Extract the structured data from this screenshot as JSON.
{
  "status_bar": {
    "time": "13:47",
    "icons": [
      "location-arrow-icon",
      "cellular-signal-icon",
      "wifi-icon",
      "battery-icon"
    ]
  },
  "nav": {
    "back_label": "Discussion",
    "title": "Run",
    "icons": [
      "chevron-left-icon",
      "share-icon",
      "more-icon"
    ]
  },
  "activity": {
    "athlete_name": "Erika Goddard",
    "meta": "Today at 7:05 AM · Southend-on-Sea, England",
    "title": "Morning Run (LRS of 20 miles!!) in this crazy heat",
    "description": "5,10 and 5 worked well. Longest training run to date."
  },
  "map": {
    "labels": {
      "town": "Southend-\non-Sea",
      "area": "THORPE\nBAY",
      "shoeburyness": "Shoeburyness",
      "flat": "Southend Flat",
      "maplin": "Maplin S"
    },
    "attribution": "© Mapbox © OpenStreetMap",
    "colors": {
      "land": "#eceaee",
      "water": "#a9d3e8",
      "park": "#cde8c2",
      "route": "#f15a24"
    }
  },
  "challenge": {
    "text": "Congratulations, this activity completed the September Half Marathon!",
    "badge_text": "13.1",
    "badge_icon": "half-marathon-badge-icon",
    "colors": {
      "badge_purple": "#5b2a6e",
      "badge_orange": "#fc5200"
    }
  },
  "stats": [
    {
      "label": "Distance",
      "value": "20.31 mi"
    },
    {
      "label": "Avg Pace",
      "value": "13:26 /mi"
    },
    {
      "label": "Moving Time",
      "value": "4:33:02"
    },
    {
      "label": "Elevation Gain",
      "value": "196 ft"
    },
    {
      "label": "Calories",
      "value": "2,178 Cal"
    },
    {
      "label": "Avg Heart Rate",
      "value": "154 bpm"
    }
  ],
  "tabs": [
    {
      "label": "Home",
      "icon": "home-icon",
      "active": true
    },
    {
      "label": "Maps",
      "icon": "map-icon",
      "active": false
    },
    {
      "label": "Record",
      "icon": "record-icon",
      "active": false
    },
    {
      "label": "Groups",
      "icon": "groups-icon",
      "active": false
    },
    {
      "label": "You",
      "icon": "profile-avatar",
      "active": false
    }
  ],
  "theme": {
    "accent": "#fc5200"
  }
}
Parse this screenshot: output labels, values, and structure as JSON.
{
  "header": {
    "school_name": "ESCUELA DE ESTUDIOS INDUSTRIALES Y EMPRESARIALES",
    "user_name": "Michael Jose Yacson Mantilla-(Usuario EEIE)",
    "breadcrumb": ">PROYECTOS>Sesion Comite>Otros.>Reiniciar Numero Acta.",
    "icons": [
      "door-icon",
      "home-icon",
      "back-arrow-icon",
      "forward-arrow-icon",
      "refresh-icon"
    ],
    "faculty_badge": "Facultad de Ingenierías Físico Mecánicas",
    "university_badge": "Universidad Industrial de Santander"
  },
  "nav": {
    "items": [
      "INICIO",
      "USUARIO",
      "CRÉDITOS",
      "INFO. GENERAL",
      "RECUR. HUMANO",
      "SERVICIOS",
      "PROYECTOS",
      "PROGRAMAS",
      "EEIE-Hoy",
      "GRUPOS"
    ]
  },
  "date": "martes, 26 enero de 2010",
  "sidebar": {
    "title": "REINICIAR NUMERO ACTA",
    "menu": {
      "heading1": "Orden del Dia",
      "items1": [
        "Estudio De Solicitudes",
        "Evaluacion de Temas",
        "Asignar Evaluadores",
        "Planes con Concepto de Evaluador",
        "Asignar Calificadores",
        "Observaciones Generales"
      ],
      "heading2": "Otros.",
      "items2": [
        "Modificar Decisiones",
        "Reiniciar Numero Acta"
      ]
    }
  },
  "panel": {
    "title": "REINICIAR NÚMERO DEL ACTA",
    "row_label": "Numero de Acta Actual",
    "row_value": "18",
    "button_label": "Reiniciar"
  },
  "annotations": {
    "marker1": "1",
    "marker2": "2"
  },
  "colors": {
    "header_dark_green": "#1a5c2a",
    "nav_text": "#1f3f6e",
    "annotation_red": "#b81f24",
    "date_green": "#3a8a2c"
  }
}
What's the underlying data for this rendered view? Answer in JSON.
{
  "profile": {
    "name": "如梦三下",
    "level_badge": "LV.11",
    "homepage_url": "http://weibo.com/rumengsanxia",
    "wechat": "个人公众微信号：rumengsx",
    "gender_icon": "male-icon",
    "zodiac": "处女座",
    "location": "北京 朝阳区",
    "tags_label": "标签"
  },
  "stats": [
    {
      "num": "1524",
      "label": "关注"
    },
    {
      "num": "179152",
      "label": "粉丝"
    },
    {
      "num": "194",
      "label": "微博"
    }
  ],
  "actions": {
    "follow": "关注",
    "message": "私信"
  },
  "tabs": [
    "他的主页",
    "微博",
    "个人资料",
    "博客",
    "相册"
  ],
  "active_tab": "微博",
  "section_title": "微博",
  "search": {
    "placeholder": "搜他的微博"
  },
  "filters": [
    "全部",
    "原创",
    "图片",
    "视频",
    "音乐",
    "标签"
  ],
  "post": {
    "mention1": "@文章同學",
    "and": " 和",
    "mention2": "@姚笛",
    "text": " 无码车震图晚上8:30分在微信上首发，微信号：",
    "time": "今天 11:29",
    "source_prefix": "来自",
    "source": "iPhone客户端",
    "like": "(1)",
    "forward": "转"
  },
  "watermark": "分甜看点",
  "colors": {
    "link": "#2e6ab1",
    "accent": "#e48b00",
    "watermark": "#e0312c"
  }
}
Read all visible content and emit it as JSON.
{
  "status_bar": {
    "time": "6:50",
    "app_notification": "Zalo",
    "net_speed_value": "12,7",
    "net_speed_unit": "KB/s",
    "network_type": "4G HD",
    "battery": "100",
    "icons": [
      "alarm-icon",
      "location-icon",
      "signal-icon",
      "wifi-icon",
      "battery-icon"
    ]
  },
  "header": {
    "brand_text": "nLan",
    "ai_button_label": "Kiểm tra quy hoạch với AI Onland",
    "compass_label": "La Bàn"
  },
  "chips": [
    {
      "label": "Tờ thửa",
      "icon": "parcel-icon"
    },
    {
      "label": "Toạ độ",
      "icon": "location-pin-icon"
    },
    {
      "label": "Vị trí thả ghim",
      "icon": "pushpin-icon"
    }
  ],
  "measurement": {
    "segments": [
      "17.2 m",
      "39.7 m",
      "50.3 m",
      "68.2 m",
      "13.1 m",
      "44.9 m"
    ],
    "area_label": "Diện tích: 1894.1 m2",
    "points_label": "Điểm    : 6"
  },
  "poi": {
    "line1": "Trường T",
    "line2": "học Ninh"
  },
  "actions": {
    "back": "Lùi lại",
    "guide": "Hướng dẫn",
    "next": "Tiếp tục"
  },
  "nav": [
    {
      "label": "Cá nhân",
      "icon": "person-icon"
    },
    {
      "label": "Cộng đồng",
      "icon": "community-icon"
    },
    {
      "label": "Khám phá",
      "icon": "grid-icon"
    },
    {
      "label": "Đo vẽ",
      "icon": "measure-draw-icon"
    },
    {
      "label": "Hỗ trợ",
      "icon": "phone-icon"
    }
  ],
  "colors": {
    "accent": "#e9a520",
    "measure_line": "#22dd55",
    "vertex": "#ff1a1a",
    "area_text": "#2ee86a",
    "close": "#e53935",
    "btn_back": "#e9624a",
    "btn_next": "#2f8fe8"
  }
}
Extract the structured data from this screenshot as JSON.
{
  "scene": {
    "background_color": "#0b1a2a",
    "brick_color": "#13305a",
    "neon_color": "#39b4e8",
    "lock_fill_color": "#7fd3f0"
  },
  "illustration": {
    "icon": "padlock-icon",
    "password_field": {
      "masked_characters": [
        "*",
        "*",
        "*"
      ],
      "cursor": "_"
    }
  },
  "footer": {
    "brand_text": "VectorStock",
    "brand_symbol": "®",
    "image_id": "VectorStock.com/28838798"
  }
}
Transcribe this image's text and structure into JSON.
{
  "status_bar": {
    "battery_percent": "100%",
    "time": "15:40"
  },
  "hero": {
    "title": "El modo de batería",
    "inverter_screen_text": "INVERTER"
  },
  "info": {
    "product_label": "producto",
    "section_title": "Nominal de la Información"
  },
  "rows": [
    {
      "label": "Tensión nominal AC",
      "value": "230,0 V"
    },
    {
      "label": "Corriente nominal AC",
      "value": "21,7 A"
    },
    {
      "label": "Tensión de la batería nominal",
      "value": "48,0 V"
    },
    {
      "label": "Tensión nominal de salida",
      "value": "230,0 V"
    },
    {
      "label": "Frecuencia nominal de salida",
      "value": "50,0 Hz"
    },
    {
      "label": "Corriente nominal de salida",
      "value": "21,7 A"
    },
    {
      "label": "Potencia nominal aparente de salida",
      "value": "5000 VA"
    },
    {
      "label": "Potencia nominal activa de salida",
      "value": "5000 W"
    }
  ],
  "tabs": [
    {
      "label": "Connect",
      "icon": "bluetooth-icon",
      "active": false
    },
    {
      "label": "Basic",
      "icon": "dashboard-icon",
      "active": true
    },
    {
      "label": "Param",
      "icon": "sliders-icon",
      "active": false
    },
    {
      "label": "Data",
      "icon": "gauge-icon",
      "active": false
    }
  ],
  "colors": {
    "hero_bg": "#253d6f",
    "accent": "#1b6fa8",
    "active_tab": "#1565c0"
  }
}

◆ ◆ ◆ ◆

▶ _Problem to solve_
Establish how many lines of the records contain the string "PROYECTOS" and state that number without elaboration.

▶ _Solution to this exercise_
2